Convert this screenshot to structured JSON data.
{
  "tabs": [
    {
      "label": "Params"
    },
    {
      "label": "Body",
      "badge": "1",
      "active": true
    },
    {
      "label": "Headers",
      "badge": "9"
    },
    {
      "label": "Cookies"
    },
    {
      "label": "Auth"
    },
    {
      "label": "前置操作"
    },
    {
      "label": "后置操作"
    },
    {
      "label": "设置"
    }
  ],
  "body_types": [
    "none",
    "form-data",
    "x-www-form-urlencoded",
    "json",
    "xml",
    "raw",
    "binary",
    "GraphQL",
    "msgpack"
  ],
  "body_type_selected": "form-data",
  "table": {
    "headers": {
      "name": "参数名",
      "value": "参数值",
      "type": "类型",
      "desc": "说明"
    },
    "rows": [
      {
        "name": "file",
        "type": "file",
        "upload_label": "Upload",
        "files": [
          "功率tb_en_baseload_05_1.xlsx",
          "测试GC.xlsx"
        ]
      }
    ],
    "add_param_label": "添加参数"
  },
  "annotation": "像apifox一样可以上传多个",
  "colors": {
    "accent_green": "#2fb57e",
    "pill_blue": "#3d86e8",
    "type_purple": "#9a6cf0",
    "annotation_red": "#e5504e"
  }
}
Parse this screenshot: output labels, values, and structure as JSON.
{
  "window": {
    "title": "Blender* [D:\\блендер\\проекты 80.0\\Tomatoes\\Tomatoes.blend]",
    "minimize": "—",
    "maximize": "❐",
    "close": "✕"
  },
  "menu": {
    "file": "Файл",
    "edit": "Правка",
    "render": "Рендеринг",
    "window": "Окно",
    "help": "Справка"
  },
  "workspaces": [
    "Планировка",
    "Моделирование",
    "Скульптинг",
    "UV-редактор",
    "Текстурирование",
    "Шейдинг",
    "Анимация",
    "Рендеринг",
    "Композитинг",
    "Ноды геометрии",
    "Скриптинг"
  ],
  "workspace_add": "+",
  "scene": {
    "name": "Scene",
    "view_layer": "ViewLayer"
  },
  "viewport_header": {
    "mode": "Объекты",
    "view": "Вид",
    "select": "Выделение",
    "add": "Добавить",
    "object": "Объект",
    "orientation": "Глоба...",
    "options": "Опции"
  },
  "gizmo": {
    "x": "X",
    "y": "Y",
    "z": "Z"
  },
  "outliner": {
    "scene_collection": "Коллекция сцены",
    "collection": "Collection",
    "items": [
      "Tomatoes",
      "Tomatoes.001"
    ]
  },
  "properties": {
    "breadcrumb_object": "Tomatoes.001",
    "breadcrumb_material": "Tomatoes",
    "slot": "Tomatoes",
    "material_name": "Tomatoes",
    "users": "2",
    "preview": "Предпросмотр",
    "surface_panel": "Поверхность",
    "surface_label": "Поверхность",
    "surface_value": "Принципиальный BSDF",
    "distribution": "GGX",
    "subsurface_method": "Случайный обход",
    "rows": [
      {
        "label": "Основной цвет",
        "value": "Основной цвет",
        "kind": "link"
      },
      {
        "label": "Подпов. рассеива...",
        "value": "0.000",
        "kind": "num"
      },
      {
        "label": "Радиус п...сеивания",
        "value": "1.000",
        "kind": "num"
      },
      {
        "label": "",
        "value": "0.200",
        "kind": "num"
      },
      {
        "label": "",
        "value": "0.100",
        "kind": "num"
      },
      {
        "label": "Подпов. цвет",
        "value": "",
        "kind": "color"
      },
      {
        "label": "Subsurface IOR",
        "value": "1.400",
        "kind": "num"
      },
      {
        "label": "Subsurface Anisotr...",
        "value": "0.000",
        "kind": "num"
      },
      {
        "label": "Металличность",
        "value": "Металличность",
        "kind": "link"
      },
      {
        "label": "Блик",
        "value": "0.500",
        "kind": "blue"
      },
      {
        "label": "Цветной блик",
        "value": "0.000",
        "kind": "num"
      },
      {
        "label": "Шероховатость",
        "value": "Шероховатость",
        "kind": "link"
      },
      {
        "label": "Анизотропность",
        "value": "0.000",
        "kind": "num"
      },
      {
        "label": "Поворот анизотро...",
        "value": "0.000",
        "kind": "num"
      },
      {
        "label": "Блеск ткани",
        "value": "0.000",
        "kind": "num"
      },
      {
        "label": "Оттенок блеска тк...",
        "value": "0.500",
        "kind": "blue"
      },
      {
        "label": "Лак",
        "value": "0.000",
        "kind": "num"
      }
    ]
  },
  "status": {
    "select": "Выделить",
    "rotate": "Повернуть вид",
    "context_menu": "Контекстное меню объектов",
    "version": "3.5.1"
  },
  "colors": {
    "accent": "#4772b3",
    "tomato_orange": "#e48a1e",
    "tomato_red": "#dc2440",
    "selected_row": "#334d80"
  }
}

* * *

— What to do —
Where does the word "this" appear? Return each line that holds it.

— The completed task —
Convert this screenshot to structured JSON data.
Parse this screenshot: output labels, values, and structure as JSON.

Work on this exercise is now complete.